Short problem =>
Your task is to print all of the material verbatim.

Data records

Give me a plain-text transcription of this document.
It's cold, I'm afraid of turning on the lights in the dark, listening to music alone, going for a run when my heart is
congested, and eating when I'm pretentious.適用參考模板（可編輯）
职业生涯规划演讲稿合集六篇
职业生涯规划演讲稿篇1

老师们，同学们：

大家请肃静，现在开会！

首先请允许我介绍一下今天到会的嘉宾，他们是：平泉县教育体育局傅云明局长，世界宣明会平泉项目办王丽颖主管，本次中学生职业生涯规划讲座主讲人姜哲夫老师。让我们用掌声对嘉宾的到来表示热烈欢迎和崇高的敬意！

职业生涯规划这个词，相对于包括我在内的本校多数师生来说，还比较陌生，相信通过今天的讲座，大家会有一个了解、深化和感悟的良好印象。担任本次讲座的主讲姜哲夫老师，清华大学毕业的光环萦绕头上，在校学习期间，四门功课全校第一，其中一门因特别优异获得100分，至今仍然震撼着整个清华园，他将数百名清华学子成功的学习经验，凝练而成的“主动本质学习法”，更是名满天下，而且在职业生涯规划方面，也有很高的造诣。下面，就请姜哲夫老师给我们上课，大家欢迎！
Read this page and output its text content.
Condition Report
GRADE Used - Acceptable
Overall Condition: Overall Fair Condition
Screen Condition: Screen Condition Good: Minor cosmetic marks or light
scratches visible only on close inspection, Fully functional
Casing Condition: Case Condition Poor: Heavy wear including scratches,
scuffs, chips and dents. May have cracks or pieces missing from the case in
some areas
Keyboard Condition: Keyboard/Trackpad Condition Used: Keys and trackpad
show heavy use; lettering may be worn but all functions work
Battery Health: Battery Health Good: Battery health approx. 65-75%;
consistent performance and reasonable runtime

Correct result =>
Give me a plain-text transcription of this document.
It's cold, I'm afraid of turning on the lights in the dark, listening to music alone, going for a run when my heart is
congested, and eating when I'm pretentious.適用參考模板（可編輯）
职业生涯规划演讲稿合集六篇
职业生涯规划演讲稿篇1

老师们，同学们：

大家请肃静，现在开会！

首先请允许我介绍一下今天到会的嘉宾，他们是：平泉县教育体育局傅云明局长，世界宣明会平泉项目办王丽颖主管，本次中学生职业生涯规划讲座主讲人姜哲夫老师。让我们用掌声对嘉宾的到来表示热烈欢迎和崇高的敬意！

职业生涯规划这个词，相对于包括我在内的本校多数师生来说，还比较陌生，相信通过今天的讲座，大家会有一个了解、深化和感悟的良好印象。担任本次讲座的主讲姜哲夫老师，清华大学毕业的光环萦绕头上，在校学习期间，四门功课全校第一，其中一门因特别优异获得100分，至今仍然震撼着整个清华园，他将数百名清华学子成功的学习经验，凝练而成的“主动本质学习法”，更是名满天下，而且在职业生涯规划方面，也有很高的造诣。下面，就请姜哲夫老师给我们上课，大家欢迎！
Read this page and output its text content.
Condition Report
GRADE Used - Acceptable
Overall Condition: Overall Fair Condition
Screen Condition: Screen Condition Good: Minor cosmetic marks or light
scratches visible only on close inspection, Fully functional
Casing Condition: Case Condition Poor: Heavy wear including scratches,
scuffs, chips and dents. May have cracks or pieces missing from the case in
some areas
Keyboard Condition: Keyboard/Trackpad Condition Used: Keys and trackpad
show heavy use; lettering may be worn but all functions work
Battery Health: Battery Health Good: Battery health approx. 65-75%;
consistent performance and reasonable runtime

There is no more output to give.